— start of Quoted passage —

Analyze your code, errors, interface, and marketing effectiveness with dojox.analytics

By on March 13, 2008 4:14 pm

It’s not very often that I get to work on some software that has the potential to appeal to developers, testers, designers, and the marketing team all at once. And of course when I do get to work on something like that, it usually means there is a significant amount of pressure to get it done and done quickly. My work on dojox.analytics has been one of those rare instances when I’ve been able to work in peace on writing simple and useful code that can entertain a wide variety of use cases.

dojox.analytics is a small project, both in aspirations and in size. It has a simple goal of logging browser and application data to the server for review. This data can be used to monitor application performance, effectiveness, and quality, or it can be used for custom data collection to identify or monitor a business-specific use case.

The software is a tiny little logger that has a very loosely defined plugin system. It is a collection of objects that monitor some specific aspect of an application or its environment and then pushes the data it collects to the main logger, which in turn pushes this data to a server at a configurable rate. Currently there are plugins for the console, window info, Dojo Toolkit info, mouse position sampling, and mouse click events. Not too complicated, not too difficult, but it opens up a world of utility.

None of this, of course, is a new idea; we build on what exists and what we can see as other uses for a utility. In this case there are a number of different products that do something similar, Google Analytics not least among them. There are also other products such as Firebug for iPhone that essentially do the same thing, but for an entirely different purpose. dojox.analytics is meant only to provide client side code that can enable these other projects, and do so in a way that is simple and will not get in the way of the loading or performance of an application.

What is in dojox.analytics?

The _base package of dojox.analytics defines a singleton, which is designed to be loaded at the beginning of an application but really only needs to be loaded before any of the plugins, so that they have a logger to attach to. The core code has basically one useful method, addData().

dojox.analytics.addData("SuperImportantModule",
	"There was a very serious error here");

addData()” takes an arbitrary number of parameters, packages them as a single data point, and adds them to a send queue. The configurable poller periodically processes the queue, sending any newly received data off to the server. The interval is defined by the “sendInterval” parameter which is passed as a djConfig option. The post to the servers defined to be sent to the URL defined by “analyticsUrl” and using a method defined by “sendMethod”. The method is either “xhrPost” or “script”, with the default being script based io (JSONP style).

Given that you could potentially collect a lot of data quickly if you aren’t careful or are overzealous, the size of a request can grow outside of the bounds of a valid script based request by exceeding the URL length limit imposed by browsers, and most seriously restricted in IE. In order to avoid related problems, a “maxRequestSize” parameter can also be defined (defaults to 4000) which will not allow a request to be larger than the given size. It also caps IE’s size below this regardless of the “maxRequestSize” specified. Requests that are larger than the max size are automatically split up and delivered as multiple requests. No data will start to be sent, regardless of what has been collected, until after the page load event has fired and the application as been given the opportunity to startup. We want to make sure not to disturb the performance of the application at all costs. It’s better to lose the data than get in the way.

That’s pretty much all there is to the base—the real interesting work is in the plugins.

— end of Quoted passage —
— start of Data section —

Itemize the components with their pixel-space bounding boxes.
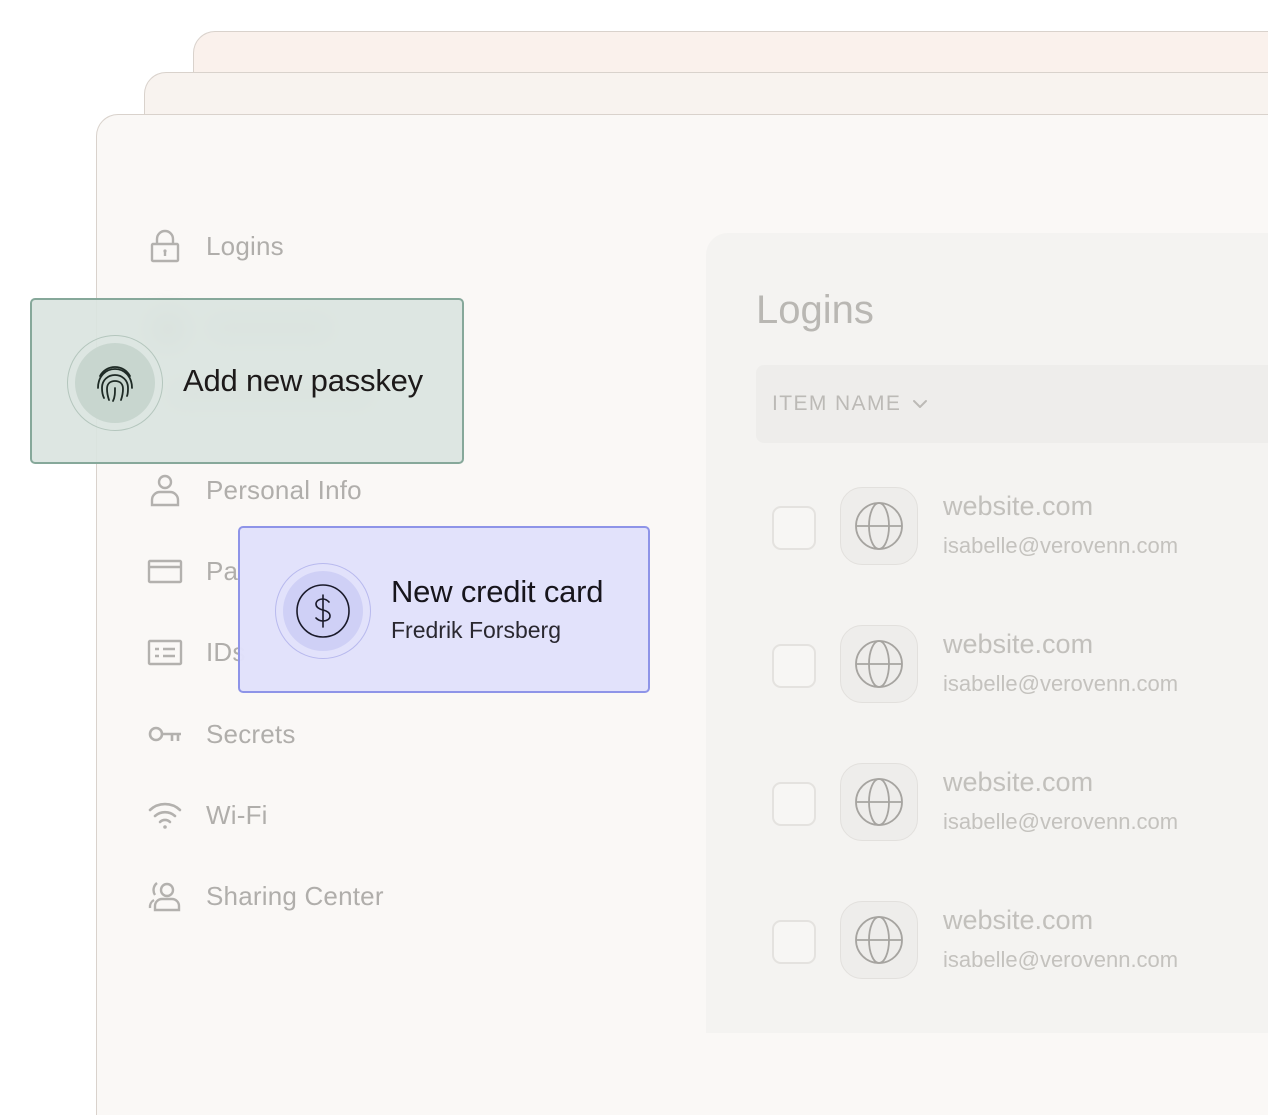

— end of Data section —

[Task 1]
In the dojox.analytics article, what is the default value of the "maxRequestSize" parameter?
[Task 2]
According to the dojox.analytics article, why is no collected data sent until after the page load event has fired?
[Task 3]
Reproduce the passage of the dojox.analytics article starting with "dojox.analytics is a" and going on through "business-specific use case.".
The material above is separate from the dojox.analytics article.

[Written reply 1]
4000

[Written reply 2]
Holding the data until the page has loaded and the application has had a chance to start up keeps the logger from disturbing the application's performance. The article treats that as a priority at all costs. It would rather lose the data than get in the way.

[Written reply 3]
dojox.analytics is a small project, both in aspirations and in size. It has a simple goal of logging browser and application data to the server for review. This data can be used to monitor application performance, effectiveness, and quality, or it can be used for custom data collection to identify or monitor a business-specific use case.